# What is being asked:
Reproduce the full listing below unchanged, apart from the pictures.

# Dataset entries:
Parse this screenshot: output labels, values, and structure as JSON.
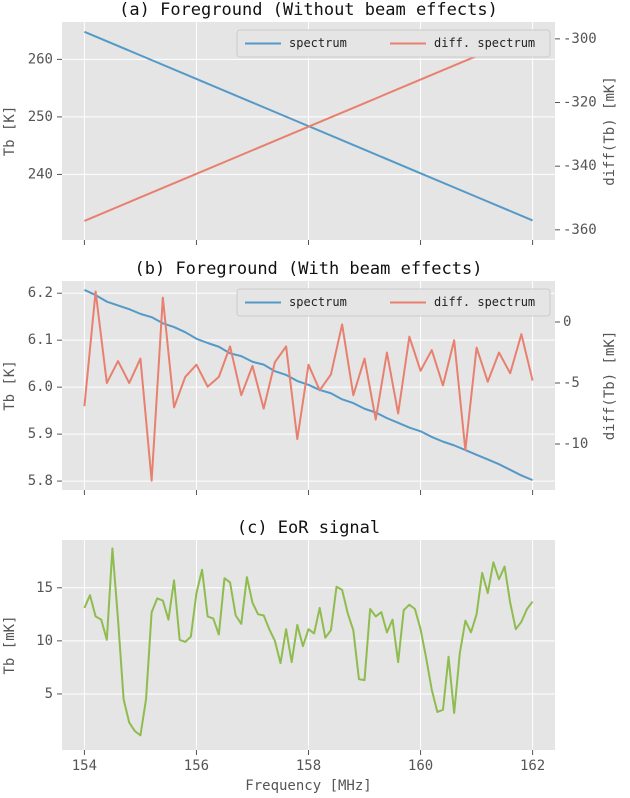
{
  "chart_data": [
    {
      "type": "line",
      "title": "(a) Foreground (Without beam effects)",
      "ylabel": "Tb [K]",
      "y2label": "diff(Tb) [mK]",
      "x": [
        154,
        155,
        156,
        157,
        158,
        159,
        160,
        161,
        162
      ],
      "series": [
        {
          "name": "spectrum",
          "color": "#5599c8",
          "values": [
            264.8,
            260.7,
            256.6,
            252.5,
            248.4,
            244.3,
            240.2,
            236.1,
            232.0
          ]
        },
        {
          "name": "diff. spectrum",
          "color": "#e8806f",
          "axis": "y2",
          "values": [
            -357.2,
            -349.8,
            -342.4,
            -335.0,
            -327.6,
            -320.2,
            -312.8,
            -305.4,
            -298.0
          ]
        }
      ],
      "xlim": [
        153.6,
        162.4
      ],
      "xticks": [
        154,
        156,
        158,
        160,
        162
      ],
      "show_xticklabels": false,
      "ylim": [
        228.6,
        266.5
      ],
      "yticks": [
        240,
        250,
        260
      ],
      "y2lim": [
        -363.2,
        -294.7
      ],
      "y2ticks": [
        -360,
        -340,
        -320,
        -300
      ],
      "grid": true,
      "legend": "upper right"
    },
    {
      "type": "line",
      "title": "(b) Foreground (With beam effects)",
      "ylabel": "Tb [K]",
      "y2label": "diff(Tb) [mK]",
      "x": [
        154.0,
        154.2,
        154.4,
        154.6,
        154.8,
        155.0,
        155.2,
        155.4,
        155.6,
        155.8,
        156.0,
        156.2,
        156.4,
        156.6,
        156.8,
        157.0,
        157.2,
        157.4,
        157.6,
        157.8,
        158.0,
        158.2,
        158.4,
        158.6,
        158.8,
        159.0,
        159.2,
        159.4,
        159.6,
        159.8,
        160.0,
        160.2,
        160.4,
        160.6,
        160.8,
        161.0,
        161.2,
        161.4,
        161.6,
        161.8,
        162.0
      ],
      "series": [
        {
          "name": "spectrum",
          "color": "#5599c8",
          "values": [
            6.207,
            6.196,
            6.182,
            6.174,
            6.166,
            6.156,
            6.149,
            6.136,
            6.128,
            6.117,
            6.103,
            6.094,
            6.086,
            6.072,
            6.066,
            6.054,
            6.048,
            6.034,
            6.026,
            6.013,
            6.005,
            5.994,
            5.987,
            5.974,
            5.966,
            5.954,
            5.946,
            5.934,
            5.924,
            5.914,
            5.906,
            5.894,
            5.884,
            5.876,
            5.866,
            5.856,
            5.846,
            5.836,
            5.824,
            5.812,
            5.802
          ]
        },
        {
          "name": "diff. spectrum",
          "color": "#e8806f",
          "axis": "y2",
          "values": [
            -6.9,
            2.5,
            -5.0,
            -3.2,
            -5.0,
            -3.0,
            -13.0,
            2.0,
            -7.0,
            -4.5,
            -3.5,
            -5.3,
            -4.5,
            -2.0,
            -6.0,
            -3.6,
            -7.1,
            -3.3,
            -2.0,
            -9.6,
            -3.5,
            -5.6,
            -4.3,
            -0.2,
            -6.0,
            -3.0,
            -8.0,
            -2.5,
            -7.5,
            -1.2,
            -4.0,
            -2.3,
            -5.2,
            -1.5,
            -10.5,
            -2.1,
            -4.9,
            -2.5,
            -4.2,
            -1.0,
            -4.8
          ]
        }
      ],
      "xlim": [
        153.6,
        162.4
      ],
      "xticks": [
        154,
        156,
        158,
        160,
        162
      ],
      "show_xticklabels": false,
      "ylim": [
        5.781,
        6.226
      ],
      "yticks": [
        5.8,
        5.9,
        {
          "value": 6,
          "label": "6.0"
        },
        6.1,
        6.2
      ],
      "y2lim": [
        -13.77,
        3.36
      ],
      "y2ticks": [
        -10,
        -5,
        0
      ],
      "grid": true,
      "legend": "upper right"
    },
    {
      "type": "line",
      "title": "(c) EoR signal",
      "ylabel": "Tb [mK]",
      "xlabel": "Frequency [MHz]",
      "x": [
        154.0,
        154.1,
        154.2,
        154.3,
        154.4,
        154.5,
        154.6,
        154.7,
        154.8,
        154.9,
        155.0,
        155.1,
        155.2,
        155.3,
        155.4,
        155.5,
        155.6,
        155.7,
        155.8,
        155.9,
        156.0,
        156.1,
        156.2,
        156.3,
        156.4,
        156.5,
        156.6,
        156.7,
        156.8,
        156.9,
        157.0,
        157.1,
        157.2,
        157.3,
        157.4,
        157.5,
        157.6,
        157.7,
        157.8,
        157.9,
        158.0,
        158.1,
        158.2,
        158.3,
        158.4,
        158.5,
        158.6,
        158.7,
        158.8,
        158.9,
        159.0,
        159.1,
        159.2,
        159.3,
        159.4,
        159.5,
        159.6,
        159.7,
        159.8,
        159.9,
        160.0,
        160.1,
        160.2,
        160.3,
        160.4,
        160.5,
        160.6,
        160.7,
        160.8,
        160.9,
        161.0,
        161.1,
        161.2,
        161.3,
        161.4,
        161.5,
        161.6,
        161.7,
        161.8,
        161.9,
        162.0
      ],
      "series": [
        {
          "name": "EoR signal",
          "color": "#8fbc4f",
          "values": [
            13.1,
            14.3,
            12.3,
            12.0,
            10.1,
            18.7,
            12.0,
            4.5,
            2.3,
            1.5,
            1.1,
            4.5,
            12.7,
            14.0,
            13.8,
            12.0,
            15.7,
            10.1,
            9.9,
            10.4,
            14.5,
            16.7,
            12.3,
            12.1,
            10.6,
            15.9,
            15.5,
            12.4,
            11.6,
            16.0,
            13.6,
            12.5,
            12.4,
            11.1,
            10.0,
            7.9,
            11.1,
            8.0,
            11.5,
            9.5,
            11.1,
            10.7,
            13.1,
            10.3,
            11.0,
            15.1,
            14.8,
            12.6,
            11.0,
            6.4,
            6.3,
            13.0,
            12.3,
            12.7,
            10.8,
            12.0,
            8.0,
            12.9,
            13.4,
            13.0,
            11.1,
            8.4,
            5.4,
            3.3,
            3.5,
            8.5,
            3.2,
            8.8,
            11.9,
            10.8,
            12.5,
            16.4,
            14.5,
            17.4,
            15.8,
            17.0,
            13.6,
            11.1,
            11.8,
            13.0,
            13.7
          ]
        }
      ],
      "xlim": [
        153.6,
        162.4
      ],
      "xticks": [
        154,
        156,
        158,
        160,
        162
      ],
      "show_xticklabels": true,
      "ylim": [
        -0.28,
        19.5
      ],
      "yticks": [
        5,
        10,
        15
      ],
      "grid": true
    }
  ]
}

# Correct answer:
Parse this screenshot: output labels, values, and structure as JSON.
{
  "chart_data": [
    {
      "type": "line",
      "title": "(a) Foreground (Without beam effects)",
      "ylabel": "Tb [K]",
      "y2label": "diff(Tb) [mK]",
      "x": [
        154,
        155,
        156,
        157,
        158,
        159,
        160,
        161,
        162
      ],
      "series": [
        {
          "name": "spectrum",
          "color": "#5599c8",
          "values": [
            264.8,
            260.7,
            256.6,
            252.5,
            248.4,
            244.3,
            240.2,
            236.1,
            232.0
          ]
        },
        {
          "name": "diff. spectrum",
          "color": "#e8806f",
          "axis": "y2",
          "values": [
            -357.2,
            -349.8,
            -342.4,
            -335.0,
            -327.6,
            -320.2,
            -312.8,
            -305.4,
            -298.0
          ]
        }
      ],
      "xlim": [
        153.6,
        162.4
      ],
      "xticks": [
        154,
        156,
        158,
        160,
        162
      ],
      "show_xticklabels": false,
      "ylim": [
        228.6,
        266.5
      ],
      "yticks": [
        240,
        250,
        260
      ],
      "y2lim": [
        -363.2,
        -294.7
      ],
      "y2ticks": [
        -360,
        -340,
        -320,
        -300
      ],
      "grid": true,
      "legend": "upper right"
    },
    {
      "type": "line",
      "title": "(b) Foreground (With beam effects)",
      "ylabel": "Tb [K]",
      "y2label": "diff(Tb) [mK]",
      "x": [
        154.0,
        154.2,
        154.4,
        154.6,
        154.8,
        155.0,
        155.2,
        155.4,
        155.6,
        155.8,
        156.0,
        156.2,
        156.4,
        156.6,
        156.8,
        157.0,
        157.2,
        157.4,
        157.6,
        157.8,
        158.0,
        158.2,
        158.4,
        158.6,
        158.8,
        159.0,
        159.2,
        159.4,
        159.6,
        159.8,
        160.0,
        160.2,
        160.4,
        160.6,
        160.8,
        161.0,
        161.2,
        161.4,
        161.6,
        161.8,
        162.0
      ],
      "series": [
        {
          "name": "spectrum",
          "color": "#5599c8",
          "values": [
            6.207,
            6.196,
            6.182,
            6.174,
            6.166,
            6.156,
            6.149,
            6.136,
            6.128,
            6.117,
            6.103,
            6.094,
            6.086,
            6.072,
            6.066,
            6.054,
            6.048,
            6.034,
            6.026,
            6.013,
            6.005,
            5.994,
            5.987,
            5.974,
            5.966,
            5.954,
            5.946,
            5.934,
            5.924,
            5.914,
            5.906,
            5.894,
            5.884,
            5.876,
            5.866,
            5.856,
            5.846,
            5.836,
            5.824,
            5.812,
            5.802
          ]
        },
        {
          "name": "diff. spectrum",
          "color": "#e8806f",
          "axis": "y2",
          "values": [
            -6.9,
            2.5,
            -5.0,
            -3.2,
            -5.0,
            -3.0,
            -13.0,
            2.0,
            -7.0,
            -4.5,
            -3.5,
            -5.3,
            -4.5,
            -2.0,
            -6.0,
            -3.6,
            -7.1,
            -3.3,
            -2.0,
            -9.6,
            -3.5,
            -5.6,
            -4.3,
            -0.2,
            -6.0,
            -3.0,
            -8.0,
            -2.5,
            -7.5,
            -1.2,
            -4.0,
            -2.3,
            -5.2,
            -1.5,
            -10.5,
            -2.1,
            -4.9,
            -2.5,
            -4.2,
            -1.0,
            -4.8
          ]
        }
      ],
      "xlim": [
        153.6,
        162.4
      ],
      "xticks": [
        154,
        156,
        158,
        160,
        162
      ],
      "show_xticklabels": false,
      "ylim": [
        5.781,
        6.226
      ],
      "yticks": [
        5.8,
        5.9,
        {
          "value": 6,
          "label": "6.0"
        },
        6.1,
        6.2
      ],
      "y2lim": [
        -13.77,
        3.36
      ],
      "y2ticks": [
        -10,
        -5,
        0
      ],
      "grid": true,
      "legend": "upper right"
    },
    {
      "type": "line",
      "title": "(c) EoR signal",
      "ylabel": "Tb [mK]",
      "xlabel": "Frequency [MHz]",
      "x": [
        154.0,
        154.1,
        154.2,
        154.3,
        154.4,
        154.5,
        154.6,
        154.7,
        154.8,
        154.9,
        155.0,
        155.1,
        155.2,
        155.3,
        155.4,
        155.5,
        155.6,
        155.7,
        155.8,
        155.9,
        156.0,
        156.1,
        156.2,
        156.3,
        156.4,
        156.5,
        156.6,
        156.7,
        156.8,
        156.9,
        157.0,
        157.1,
        157.2,
        157.3,
        157.4,
        157.5,
        157.6,
        157.7,
        157.8,
        157.9,
        158.0,
        158.1,
        158.2,
        158.3,
        158.4,
        158.5,
        158.6,
        158.7,
        158.8,
        158.9,
        159.0,
        159.1,
        159.2,
        159.3,
        159.4,
        159.5,
        159.6,
        159.7,
        159.8,
        159.9,
        160.0,
        160.1,
        160.2,
        160.3,
        160.4,
        160.5,
        160.6,
        160.7,
        160.8,
        160.9,
        161.0,
        161.1,
        161.2,
        161.3,
        161.4,
        161.5,
        161.6,
        161.7,
        161.8,
        161.9,
        162.0
      ],
      "series": [
        {
          "name": "EoR signal",
          "color": "#8fbc4f",
          "values": [
            13.1,
            14.3,
            12.3,
            12.0,
            10.1,
            18.7,
            12.0,
            4.5,
            2.3,
            1.5,
            1.1,
            4.5,
            12.7,
            14.0,
            13.8,
            12.0,
            15.7,
            10.1,
            9.9,
            10.4,
            14.5,
            16.7,
            12.3,
            12.1,
            10.6,
            15.9,
            15.5,
            12.4,
            11.6,
            16.0,
            13.6,
            12.5,
            12.4,
            11.1,
            10.0,
            7.9,
            11.1,
            8.0,
            11.5,
            9.5,
            11.1,
            10.7,
            13.1,
            10.3,
            11.0,
            15.1,
            14.8,
            12.6,
            11.0,
            6.4,
            6.3,
            13.0,
            12.3,
            12.7,
            10.8,
            12.0,
            8.0,
            12.9,
            13.4,
            13.0,
            11.1,
            8.4,
            5.4,
            3.3,
            3.5,
            8.5,
            3.2,
            8.8,
            11.9,
            10.8,
            12.5,
            16.4,
            14.5,
            17.4,
            15.8,
            17.0,
            13.6,
            11.1,
            11.8,
            13.0,
            13.7
          ]
        }
      ],
      "xlim": [
        153.6,
        162.4
      ],
      "xticks": [
        154,
        156,
        158,
        160,
        162
      ],
      "show_xticklabels": true,
      "ylim": [
        -0.28,
        19.5
      ],
      "yticks": [
        5,
        10,
        15
      ],
      "grid": true
    }
  ]
}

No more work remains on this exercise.